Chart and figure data
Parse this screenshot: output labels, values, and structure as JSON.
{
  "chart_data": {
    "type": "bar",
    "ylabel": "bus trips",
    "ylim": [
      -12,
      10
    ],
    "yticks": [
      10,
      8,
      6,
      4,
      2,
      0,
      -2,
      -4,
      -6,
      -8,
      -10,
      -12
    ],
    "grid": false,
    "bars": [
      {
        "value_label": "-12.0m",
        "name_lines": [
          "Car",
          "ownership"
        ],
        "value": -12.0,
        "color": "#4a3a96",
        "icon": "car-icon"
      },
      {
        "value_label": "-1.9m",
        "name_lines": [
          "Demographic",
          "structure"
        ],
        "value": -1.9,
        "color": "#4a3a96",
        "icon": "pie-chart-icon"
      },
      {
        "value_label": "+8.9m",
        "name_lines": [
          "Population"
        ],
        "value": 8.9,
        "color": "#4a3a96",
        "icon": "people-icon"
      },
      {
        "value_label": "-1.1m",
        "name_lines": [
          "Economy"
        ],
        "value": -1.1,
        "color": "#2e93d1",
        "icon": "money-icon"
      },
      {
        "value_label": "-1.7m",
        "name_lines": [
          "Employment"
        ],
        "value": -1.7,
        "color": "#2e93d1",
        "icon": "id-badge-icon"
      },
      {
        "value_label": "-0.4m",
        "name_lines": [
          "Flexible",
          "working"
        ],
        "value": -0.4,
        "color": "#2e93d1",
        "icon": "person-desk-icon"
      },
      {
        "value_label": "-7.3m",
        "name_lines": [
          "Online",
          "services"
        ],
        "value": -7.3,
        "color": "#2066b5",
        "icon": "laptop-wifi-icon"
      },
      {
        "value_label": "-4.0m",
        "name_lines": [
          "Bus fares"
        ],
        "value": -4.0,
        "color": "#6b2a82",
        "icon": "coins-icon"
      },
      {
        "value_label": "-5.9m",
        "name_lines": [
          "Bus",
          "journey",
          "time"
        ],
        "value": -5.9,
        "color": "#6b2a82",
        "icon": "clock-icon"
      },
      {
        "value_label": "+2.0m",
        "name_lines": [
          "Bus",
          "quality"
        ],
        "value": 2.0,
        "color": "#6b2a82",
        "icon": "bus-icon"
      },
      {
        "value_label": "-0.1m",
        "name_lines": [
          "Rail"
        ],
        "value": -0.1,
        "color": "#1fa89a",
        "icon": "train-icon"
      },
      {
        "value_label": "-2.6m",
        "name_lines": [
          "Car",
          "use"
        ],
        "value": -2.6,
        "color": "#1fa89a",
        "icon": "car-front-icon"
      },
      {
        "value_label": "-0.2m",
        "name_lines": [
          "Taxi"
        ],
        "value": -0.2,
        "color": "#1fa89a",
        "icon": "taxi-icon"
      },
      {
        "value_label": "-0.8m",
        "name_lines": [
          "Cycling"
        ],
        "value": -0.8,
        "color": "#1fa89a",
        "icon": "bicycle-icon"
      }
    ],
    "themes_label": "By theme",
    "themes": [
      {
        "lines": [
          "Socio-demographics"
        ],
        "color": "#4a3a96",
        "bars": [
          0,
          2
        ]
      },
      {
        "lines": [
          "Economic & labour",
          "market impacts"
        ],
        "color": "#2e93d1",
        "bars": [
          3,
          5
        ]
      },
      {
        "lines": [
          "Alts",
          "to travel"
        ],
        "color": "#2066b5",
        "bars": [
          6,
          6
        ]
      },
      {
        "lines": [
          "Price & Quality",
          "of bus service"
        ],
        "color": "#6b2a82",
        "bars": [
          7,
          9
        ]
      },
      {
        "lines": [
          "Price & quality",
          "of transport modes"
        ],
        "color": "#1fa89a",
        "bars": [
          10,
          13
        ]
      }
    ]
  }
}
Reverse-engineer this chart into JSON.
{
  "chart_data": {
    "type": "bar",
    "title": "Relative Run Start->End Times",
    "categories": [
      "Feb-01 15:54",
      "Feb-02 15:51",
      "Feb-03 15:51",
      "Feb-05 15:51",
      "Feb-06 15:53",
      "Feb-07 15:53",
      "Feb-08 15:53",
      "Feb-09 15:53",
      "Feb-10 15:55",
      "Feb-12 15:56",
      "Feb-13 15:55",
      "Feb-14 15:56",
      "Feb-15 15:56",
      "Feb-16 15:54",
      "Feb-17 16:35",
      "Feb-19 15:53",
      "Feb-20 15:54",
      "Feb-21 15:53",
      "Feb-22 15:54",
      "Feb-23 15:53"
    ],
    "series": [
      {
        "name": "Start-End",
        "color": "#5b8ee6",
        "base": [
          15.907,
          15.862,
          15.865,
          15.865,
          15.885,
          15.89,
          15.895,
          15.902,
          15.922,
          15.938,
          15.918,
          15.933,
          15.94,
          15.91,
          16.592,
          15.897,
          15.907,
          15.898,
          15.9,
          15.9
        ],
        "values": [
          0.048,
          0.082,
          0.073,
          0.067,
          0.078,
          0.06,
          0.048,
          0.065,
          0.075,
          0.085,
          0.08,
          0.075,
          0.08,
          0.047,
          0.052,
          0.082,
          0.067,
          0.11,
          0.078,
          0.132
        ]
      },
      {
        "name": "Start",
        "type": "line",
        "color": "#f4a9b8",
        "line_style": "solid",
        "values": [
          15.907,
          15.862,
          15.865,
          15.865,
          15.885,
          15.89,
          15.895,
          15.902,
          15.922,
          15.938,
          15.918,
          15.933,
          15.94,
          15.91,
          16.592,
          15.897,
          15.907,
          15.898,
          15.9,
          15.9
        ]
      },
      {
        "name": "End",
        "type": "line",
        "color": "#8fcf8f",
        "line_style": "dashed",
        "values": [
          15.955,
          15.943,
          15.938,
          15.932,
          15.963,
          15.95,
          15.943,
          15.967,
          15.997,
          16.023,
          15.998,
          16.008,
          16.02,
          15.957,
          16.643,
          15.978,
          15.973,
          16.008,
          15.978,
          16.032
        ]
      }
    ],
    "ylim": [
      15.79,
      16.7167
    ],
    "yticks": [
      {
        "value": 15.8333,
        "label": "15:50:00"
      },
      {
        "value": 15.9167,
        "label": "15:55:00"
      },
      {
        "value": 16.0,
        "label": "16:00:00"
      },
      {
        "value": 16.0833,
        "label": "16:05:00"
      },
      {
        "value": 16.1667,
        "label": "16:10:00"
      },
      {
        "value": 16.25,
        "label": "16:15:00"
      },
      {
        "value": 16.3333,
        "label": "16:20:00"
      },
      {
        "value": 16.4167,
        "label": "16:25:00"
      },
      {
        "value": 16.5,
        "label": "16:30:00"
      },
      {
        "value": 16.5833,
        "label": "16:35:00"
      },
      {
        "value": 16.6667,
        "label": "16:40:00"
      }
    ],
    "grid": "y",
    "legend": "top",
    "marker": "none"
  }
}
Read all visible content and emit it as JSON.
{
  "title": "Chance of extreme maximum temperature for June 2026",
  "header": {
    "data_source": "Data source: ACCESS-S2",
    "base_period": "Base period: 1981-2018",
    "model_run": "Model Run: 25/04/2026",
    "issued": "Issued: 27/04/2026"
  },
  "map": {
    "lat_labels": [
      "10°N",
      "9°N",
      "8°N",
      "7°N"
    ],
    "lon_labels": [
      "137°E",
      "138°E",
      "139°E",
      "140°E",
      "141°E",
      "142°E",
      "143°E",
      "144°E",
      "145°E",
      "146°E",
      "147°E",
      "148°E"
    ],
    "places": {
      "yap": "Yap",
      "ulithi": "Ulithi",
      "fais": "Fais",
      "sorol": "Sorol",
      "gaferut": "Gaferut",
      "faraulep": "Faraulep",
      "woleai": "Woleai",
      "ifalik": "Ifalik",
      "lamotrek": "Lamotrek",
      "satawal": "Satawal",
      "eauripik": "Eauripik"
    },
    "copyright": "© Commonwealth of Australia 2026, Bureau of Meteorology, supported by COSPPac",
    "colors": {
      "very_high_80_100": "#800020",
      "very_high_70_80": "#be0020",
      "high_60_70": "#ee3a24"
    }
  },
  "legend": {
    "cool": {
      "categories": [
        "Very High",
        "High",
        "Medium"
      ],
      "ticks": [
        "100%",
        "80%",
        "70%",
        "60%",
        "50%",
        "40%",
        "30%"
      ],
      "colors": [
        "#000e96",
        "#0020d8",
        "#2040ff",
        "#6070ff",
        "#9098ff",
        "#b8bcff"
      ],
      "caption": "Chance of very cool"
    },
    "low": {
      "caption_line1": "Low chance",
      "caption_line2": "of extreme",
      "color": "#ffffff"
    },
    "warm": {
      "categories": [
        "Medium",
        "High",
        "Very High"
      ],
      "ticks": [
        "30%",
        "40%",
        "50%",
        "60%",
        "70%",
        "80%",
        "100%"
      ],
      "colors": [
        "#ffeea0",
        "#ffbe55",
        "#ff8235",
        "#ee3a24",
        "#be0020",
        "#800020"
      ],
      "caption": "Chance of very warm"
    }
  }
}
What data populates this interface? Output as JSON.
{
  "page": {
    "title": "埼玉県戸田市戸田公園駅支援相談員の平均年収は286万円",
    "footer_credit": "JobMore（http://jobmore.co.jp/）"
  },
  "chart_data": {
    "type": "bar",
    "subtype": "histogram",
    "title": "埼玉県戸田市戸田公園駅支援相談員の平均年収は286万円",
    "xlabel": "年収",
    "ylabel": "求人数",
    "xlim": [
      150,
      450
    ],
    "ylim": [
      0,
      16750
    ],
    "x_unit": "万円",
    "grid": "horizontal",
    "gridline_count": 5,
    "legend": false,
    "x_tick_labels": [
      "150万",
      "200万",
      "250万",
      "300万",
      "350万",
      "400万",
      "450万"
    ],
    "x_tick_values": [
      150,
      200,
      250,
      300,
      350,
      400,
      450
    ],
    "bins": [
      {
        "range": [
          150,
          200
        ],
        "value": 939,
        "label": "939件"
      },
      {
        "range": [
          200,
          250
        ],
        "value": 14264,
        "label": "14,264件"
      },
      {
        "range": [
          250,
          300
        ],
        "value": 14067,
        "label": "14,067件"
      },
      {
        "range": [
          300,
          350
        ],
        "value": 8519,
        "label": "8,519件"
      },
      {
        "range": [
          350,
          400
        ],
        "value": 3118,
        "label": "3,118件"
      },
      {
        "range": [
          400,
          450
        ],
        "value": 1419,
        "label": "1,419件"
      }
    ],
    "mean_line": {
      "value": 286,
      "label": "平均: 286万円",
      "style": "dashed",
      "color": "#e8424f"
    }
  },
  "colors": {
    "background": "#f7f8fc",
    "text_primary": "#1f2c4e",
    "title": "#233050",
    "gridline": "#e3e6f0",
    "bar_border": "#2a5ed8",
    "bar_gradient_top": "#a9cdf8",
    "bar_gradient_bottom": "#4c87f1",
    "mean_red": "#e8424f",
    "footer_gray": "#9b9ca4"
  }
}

Short problem
Identify the lines in the entries that hold "this" and return each one.

Expected answer
Parse this screenshot: output labels, values, and structure as JSON.
Reverse-engineer this chart into JSON.
What data populates this interface? Output as JSON.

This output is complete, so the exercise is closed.